▸ Objective:
Pictures aside, quote the whole listing exactly.

▸ Collection entries:
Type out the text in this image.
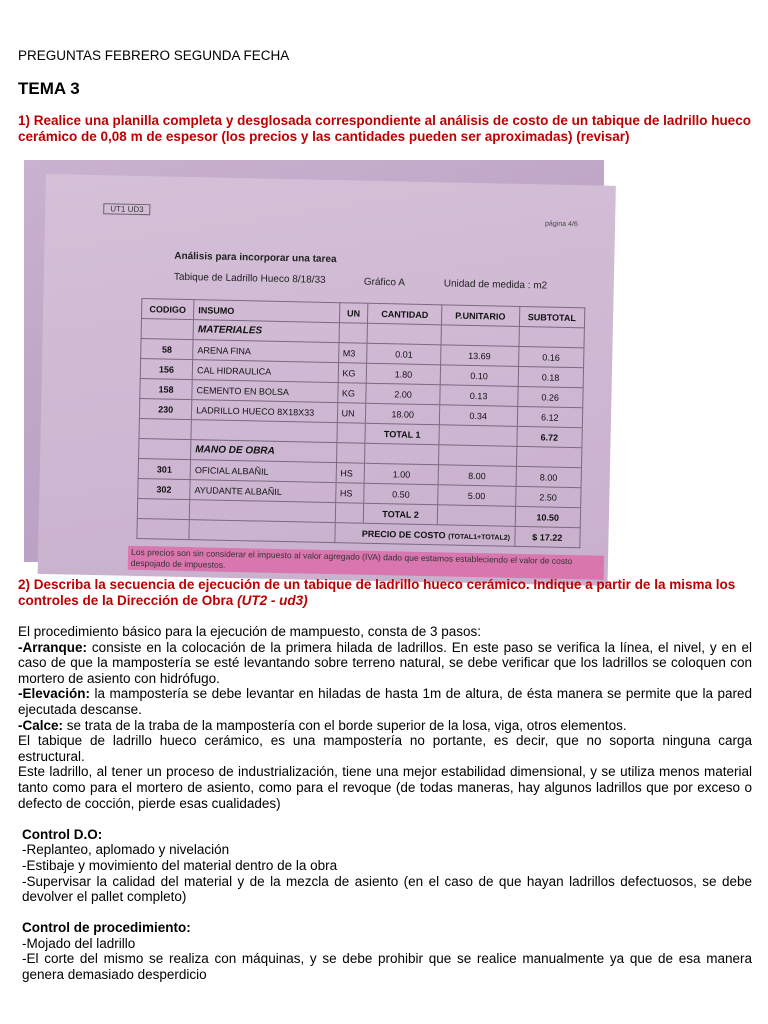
PREGUNTAS FEBRERO SEGUNDA FECHA
TEMA 3
1) Realice una planilla completa y desglosada correspondiente al análisis de costo de un tabique de ladrillo hueco cerámico de 0,08 m de espesor (los precios y las cantidades pueden ser aproximadas) (revisar)
UT1 UD3
página 4/6
Análisis para incorporar una tarea
Tabique de Ladrillo Hueco 8/18/33	Gráfico A	Unidad de medida : m2
CODIGO	INSUMO	UN	CANTIDAD	P.UNITARIO	SUBTOTAL
	MATERIALES				
58	ARENA FINA	M3	0.01	13.69	0.16
156	CAL HIDRAULICA	KG	1.80	0.10	0.18
158	CEMENTO EN BOLSA	KG	2.00	0.13	0.26
230	LADRILLO HUECO 8X18X33	UN	18.00	0.34	6.12
			TOTAL 1		6.72
	MANO DE OBRA				
301	OFICIAL ALBAÑIL	HS	1.00	8.00	8.00
302	AYUDANTE ALBAÑIL	HS	0.50	5.00	2.50
			TOTAL 2		10.50
		PRECIO DE COSTO (TOTAL1+TOTAL2)			$ 17.22
Los precios son sin considerar el impuesto al valor agregado (IVA) dado que estamos estableciendo el valor de costo despojado de impuestos.
2) Describa la secuencia de ejecución de un tabique de ladrillo hueco cerámico. Indique a partir de la misma los controles de la Dirección de Obra (UT2 - ud3)

El procedimiento básico para la ejecución de mampuesto, consta de 3 pasos:

-Arranque: consiste en la colocación de la primera hilada de ladrillos. En este paso se verifica la línea, el nivel, y en el caso de que la mampostería se esté levantando sobre terreno natural, se debe verificar que los ladrillos se coloquen con mortero de asiento con hidrófugo.

-Elevación: la mampostería se debe levantar en hiladas de hasta 1m de altura, de ésta manera se permite que la pared ejecutada descanse.

-Calce: se trata de la traba de la mampostería con el borde superior de la losa, viga, otros elementos.

El tabique de ladrillo hueco cerámico, es una mampostería no portante, es decir, que no soporta ninguna carga estructural.

Este ladrillo, al tener un proceso de industrialización, tiene una mejor estabilidad dimensional, y se utiliza menos material tanto como para el mortero de asiento, como para el revoque (de todas maneras, hay algunos ladrillos que por exceso o defecto de cocción, pierde esas cualidades)

Control D.O:

-Replanteo, aplomado y nivelación

-Estibaje y movimiento del material dentro de la obra

-Supervisar la calidad del material y de la mezcla de asiento (en el caso de que hayan ladrillos defectuosos, se debe devolver el pallet completo)

Control de procedimiento:

-Mojado del ladrillo

-El corte del mismo se realiza con máquinas, y se debe prohibir que se realice manualmente ya que de esa manera genera demasiado desperdicio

▸ Solved exercise:
Type out the text in this image.
PREGUNTAS FEBRERO SEGUNDA FECHA
TEMA 3
1) Realice una planilla completa y desglosada correspondiente al análisis de costo de un tabique de ladrillo hueco cerámico de 0,08 m de espesor (los precios y las cantidades pueden ser aproximadas) (revisar)
UT1 UD3
página 4/6
Análisis para incorporar una tarea
Tabique de Ladrillo Hueco 8/18/33	Gráfico A	Unidad de medida : m2
CODIGO	INSUMO	UN	CANTIDAD	P.UNITARIO	SUBTOTAL
	MATERIALES				
58	ARENA FINA	M3	0.01	13.69	0.16
156	CAL HIDRAULICA	KG	1.80	0.10	0.18
158	CEMENTO EN BOLSA	KG	2.00	0.13	0.26
230	LADRILLO HUECO 8X18X33	UN	18.00	0.34	6.12
			TOTAL 1		6.72
	MANO DE OBRA				
301	OFICIAL ALBAÑIL	HS	1.00	8.00	8.00
302	AYUDANTE ALBAÑIL	HS	0.50	5.00	2.50
			TOTAL 2		10.50
		PRECIO DE COSTO (TOTAL1+TOTAL2)			$ 17.22
Los precios son sin considerar el impuesto al valor agregado (IVA) dado que estamos estableciendo el valor de costo despojado de impuestos.
2) Describa la secuencia de ejecución de un tabique de ladrillo hueco cerámico. Indique a partir de la misma los controles de la Dirección de Obra (UT2 - ud3)

El procedimiento básico para la ejecución de mampuesto, consta de 3 pasos:

-Arranque: consiste en la colocación de la primera hilada de ladrillos. En este paso se verifica la línea, el nivel, y en el caso de que la mampostería se esté levantando sobre terreno natural, se debe verificar que los ladrillos se coloquen con mortero de asiento con hidrófugo.

-Elevación: la mampostería se debe levantar en hiladas de hasta 1m de altura, de ésta manera se permite que la pared ejecutada descanse.

-Calce: se trata de la traba de la mampostería con el borde superior de la losa, viga, otros elementos.

El tabique de ladrillo hueco cerámico, es una mampostería no portante, es decir, que no soporta ninguna carga estructural.

Este ladrillo, al tener un proceso de industrialización, tiene una mejor estabilidad dimensional, y se utiliza menos material tanto como para el mortero de asiento, como para el revoque (de todas maneras, hay algunos ladrillos que por exceso o defecto de cocción, pierde esas cualidades)

Control D.O:

-Replanteo, aplomado y nivelación

-Estibaje y movimiento del material dentro de la obra

-Supervisar la calidad del material y de la mezcla de asiento (en el caso de que hayan ladrillos defectuosos, se debe devolver el pallet completo)

Control de procedimiento:

-Mojado del ladrillo

-El corte del mismo se realiza con máquinas, y se debe prohibir que se realice manualmente ya que de esa manera genera demasiado desperdicio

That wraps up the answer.